What you should do
Give only the number of lines where "JSON" occurs.
## begin Material supplied
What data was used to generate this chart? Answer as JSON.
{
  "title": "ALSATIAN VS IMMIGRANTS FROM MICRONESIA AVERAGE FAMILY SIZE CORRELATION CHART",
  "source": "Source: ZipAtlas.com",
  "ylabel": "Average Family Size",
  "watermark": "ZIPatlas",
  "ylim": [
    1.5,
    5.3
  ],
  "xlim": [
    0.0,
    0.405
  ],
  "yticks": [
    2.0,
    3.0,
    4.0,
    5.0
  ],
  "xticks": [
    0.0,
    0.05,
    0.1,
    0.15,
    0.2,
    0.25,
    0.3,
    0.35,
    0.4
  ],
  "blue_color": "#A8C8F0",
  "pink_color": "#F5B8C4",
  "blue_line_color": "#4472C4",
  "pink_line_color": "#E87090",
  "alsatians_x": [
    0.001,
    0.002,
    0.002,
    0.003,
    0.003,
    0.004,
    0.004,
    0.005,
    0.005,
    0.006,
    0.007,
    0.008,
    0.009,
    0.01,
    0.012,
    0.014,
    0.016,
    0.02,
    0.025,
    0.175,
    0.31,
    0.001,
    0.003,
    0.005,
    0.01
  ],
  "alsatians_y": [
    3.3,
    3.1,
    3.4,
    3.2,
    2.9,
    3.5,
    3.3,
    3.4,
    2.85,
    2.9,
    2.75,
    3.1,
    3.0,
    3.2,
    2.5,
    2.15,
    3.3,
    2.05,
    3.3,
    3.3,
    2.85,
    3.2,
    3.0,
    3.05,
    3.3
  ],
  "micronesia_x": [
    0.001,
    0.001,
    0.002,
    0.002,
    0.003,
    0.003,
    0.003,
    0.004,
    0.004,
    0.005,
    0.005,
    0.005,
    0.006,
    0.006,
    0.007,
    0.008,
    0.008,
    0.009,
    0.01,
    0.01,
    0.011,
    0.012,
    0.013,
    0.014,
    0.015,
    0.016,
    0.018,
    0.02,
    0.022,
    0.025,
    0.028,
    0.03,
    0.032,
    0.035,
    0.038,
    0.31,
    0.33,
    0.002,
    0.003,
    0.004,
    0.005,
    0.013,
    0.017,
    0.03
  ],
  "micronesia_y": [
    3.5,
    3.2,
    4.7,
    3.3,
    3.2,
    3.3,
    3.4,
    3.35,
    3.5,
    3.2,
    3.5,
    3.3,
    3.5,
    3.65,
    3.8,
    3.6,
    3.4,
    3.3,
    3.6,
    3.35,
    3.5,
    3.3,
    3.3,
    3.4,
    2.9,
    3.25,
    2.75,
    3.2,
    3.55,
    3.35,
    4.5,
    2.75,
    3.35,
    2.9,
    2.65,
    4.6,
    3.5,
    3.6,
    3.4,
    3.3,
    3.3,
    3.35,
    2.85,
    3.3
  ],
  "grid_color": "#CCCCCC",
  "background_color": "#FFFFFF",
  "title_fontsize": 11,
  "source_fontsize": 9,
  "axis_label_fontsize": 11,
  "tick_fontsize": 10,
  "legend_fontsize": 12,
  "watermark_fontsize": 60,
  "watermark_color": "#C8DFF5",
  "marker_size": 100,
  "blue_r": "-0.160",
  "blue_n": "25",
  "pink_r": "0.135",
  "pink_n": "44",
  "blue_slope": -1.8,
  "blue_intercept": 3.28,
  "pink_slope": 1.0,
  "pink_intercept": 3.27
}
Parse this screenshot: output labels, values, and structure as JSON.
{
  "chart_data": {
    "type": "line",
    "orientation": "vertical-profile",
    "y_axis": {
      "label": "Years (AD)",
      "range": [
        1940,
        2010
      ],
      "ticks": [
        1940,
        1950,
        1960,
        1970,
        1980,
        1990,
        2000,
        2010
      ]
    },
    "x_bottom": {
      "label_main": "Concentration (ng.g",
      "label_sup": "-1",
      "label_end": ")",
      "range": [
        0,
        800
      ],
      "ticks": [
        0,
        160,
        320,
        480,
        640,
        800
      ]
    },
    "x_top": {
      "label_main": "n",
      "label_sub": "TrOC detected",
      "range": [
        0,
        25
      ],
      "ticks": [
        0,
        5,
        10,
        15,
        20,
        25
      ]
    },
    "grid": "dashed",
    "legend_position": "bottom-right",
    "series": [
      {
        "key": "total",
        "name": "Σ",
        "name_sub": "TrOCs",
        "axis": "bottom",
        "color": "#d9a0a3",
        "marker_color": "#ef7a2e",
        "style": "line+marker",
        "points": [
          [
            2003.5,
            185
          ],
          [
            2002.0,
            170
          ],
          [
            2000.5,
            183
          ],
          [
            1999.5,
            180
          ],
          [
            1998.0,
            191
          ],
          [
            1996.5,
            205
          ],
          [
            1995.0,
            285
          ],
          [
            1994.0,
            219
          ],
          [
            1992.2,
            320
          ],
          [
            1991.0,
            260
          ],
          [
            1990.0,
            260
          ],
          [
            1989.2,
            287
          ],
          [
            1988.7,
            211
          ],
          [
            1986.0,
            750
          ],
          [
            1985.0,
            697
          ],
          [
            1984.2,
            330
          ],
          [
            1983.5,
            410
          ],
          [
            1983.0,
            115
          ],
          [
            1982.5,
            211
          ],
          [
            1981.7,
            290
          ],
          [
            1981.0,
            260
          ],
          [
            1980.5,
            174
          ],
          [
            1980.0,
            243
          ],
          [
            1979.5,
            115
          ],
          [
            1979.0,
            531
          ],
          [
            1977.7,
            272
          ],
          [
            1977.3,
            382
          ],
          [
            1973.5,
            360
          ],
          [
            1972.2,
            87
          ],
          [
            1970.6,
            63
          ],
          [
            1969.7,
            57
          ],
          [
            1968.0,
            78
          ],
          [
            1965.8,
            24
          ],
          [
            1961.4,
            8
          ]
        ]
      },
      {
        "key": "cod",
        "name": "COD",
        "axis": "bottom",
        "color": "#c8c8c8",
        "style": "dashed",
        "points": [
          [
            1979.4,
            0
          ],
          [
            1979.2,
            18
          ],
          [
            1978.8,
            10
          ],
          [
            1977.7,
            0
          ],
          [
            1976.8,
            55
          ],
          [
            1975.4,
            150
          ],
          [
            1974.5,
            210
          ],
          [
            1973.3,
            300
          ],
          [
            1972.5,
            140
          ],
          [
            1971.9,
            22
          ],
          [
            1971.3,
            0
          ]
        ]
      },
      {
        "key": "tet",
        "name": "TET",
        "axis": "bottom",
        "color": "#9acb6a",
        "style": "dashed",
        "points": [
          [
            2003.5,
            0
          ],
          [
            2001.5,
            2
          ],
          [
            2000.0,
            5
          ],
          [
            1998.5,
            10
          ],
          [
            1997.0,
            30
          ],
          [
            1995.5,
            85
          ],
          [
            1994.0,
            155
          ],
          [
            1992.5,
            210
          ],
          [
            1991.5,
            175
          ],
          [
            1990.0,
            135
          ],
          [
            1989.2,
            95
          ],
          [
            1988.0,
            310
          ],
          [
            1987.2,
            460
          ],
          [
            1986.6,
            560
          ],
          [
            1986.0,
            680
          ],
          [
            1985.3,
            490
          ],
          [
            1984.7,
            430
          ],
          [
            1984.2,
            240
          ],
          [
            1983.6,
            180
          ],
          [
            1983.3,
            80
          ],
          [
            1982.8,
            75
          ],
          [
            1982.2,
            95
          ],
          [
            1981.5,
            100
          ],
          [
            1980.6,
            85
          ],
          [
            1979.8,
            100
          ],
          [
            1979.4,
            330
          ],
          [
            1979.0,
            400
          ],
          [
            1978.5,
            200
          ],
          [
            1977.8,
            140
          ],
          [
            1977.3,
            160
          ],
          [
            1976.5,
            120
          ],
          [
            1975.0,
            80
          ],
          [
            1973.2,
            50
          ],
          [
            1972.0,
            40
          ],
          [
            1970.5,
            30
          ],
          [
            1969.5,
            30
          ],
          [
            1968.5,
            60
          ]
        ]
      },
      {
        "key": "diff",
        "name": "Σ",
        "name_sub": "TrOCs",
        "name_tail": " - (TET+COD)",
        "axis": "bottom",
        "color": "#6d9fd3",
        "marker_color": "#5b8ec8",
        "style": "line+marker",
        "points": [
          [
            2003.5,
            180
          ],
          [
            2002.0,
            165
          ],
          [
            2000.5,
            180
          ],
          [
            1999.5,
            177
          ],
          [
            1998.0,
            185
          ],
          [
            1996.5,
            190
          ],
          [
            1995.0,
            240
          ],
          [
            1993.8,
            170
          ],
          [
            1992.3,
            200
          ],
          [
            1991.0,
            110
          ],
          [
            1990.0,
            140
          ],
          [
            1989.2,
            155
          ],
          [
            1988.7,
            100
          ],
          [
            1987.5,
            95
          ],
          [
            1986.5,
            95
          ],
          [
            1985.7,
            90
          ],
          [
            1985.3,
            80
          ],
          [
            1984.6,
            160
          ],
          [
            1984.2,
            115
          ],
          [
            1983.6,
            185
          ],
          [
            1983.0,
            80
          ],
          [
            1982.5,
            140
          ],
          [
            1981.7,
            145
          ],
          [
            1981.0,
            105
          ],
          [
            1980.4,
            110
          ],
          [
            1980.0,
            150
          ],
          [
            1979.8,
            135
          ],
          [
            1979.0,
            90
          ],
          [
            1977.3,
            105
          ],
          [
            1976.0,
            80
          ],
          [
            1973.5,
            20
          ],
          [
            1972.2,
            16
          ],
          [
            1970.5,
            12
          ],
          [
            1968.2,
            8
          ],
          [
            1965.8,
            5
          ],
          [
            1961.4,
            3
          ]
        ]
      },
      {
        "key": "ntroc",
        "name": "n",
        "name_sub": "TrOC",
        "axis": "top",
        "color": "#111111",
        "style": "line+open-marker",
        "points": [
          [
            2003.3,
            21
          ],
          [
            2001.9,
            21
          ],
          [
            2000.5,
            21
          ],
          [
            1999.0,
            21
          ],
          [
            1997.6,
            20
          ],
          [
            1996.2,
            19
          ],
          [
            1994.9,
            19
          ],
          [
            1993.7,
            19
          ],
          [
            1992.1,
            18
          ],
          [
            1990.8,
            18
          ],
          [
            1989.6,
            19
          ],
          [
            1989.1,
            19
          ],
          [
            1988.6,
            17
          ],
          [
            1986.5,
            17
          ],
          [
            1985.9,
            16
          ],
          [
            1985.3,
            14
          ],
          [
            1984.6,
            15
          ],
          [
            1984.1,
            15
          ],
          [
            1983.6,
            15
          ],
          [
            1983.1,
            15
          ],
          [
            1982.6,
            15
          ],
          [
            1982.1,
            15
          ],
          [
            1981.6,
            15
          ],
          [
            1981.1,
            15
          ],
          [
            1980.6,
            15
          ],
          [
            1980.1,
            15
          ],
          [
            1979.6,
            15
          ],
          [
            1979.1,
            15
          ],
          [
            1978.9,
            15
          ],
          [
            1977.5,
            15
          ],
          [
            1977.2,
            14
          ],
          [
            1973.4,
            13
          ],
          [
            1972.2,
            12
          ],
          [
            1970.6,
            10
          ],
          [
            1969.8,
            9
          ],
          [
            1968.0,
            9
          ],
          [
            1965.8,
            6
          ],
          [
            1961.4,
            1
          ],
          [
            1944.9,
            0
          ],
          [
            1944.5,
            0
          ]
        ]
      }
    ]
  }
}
## end Material supplied
Worked answer
2